Exercise requirements: Gather all lines from the material that contain "name".

Data for this exercise:
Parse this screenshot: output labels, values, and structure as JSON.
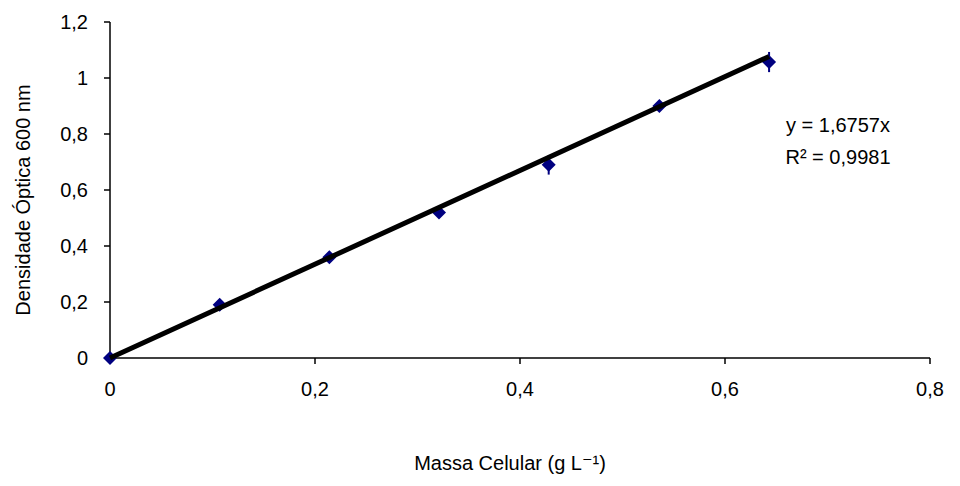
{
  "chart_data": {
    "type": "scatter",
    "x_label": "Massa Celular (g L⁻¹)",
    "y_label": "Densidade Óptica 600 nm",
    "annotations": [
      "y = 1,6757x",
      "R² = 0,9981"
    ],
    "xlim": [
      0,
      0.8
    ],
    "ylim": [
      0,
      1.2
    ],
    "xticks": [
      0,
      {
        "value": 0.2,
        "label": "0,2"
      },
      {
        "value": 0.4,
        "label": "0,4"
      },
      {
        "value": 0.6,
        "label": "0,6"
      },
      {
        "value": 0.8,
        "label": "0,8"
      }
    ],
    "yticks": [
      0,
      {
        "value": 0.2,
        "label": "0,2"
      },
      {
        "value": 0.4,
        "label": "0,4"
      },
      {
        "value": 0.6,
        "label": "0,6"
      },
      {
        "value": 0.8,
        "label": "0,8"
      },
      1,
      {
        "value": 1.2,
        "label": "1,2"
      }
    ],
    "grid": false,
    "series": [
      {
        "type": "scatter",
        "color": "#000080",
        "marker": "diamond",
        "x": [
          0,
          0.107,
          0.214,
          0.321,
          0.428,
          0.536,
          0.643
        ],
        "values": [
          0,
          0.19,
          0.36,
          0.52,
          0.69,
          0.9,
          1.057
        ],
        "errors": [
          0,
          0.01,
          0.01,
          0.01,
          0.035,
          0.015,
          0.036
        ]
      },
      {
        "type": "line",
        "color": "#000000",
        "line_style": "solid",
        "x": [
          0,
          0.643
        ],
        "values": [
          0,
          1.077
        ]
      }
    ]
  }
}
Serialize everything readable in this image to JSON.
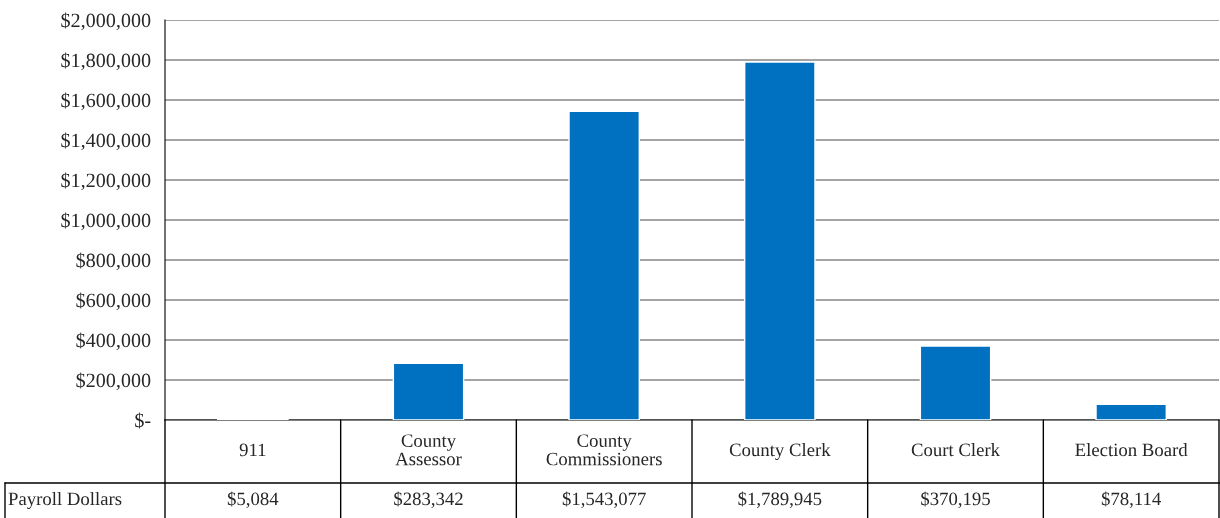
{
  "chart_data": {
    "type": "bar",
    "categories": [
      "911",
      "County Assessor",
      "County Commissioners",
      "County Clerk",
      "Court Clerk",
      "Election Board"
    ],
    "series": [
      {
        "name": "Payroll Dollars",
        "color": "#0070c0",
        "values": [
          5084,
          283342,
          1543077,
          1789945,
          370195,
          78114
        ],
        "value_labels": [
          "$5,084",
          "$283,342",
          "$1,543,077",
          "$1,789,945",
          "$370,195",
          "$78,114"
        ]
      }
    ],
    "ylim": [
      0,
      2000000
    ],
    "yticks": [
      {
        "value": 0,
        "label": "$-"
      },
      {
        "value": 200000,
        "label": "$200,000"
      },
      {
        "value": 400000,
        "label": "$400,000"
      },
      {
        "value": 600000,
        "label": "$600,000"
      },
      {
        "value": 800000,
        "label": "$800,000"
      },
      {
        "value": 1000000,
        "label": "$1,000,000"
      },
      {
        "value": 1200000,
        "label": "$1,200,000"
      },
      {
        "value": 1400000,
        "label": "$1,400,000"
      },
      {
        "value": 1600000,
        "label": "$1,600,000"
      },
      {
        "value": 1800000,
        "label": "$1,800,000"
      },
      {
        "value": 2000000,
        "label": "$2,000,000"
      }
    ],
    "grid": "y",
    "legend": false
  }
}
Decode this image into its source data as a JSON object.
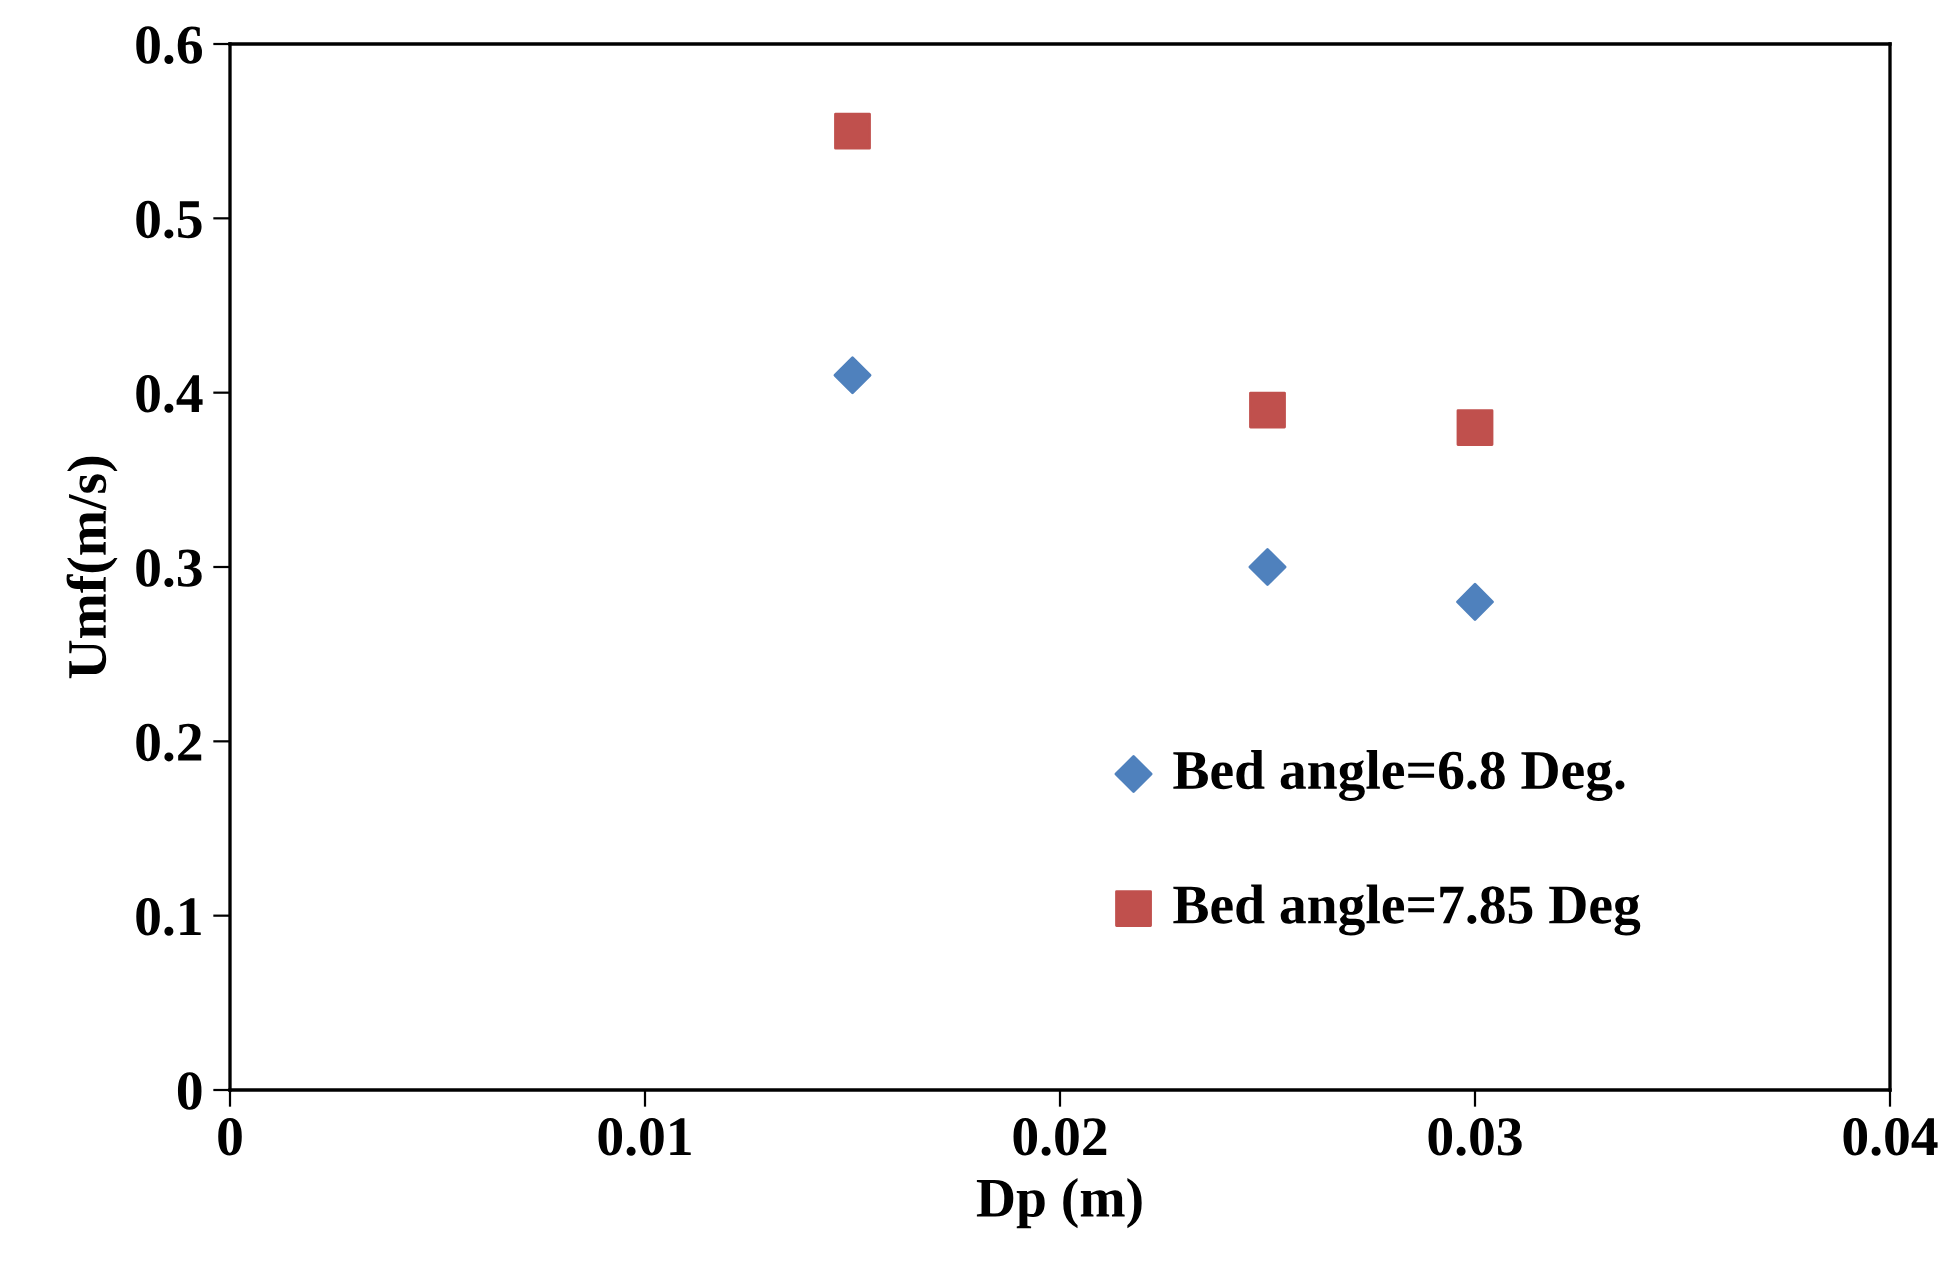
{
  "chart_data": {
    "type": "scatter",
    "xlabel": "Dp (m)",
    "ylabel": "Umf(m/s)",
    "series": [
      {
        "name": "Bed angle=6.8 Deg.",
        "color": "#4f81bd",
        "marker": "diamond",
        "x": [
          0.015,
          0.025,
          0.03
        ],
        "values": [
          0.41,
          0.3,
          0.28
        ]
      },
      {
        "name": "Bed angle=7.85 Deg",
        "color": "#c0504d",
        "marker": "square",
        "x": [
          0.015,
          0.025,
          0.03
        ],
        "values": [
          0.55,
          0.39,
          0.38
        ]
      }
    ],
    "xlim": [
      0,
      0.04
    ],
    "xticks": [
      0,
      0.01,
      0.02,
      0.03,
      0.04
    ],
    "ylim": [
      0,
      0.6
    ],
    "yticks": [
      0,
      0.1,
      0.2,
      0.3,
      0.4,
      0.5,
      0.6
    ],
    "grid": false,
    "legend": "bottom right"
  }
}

Written response:
        "name": "Payroll Dollars",
        "name": "Bed angle=6.8 Deg.",
        "name": "Bed angle=7.85 Deg",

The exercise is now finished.